Problem: Copy every line from the material below that holds "this".

● ● ● ● ●

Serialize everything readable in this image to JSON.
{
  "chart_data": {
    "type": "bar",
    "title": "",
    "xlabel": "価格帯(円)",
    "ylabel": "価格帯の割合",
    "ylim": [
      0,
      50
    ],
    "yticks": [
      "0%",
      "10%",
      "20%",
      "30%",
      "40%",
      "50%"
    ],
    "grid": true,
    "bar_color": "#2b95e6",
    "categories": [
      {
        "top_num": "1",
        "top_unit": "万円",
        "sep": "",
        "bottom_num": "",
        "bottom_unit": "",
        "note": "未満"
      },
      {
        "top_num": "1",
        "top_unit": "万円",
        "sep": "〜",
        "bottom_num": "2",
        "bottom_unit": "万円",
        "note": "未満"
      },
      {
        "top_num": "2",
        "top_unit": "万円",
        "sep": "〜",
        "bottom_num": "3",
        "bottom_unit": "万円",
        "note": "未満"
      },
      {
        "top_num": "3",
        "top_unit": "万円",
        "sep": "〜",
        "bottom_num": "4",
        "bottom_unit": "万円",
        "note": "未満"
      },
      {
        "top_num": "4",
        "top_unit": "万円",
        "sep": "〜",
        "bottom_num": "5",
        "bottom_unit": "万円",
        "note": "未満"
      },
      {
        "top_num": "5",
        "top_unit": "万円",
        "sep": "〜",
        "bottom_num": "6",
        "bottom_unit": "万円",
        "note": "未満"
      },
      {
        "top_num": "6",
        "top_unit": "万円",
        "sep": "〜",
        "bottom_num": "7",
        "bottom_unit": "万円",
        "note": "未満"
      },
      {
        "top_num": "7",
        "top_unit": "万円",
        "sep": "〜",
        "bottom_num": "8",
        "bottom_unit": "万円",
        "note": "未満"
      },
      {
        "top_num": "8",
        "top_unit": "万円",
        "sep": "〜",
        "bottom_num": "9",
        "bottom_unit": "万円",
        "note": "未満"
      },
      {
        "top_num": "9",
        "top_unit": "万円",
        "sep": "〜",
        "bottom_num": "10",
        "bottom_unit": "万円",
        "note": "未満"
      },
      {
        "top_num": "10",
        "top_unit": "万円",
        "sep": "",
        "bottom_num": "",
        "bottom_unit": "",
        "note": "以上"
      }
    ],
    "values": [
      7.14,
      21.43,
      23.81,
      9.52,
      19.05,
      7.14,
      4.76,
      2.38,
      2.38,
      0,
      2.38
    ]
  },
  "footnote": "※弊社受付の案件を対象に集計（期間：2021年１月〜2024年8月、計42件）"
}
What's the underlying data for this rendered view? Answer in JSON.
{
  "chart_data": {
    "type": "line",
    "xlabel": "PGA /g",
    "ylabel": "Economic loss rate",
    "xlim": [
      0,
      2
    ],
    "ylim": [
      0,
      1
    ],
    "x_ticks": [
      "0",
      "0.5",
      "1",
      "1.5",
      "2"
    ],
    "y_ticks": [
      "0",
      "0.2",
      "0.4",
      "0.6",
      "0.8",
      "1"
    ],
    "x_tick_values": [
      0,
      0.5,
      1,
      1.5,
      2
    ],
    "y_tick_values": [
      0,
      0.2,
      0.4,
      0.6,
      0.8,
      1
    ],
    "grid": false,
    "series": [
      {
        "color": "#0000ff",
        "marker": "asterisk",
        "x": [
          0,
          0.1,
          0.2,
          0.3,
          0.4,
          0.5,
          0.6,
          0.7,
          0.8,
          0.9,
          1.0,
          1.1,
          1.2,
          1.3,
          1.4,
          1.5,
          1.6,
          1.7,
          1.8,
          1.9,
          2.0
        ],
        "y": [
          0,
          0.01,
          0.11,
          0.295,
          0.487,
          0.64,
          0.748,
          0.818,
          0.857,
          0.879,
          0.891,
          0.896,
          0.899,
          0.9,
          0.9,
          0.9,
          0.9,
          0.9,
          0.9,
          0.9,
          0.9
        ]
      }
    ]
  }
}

● ● ● ● ●

Correct result:
Serialize everything readable in this image to JSON.
What's the underlying data for this rendered view? Answer in JSON.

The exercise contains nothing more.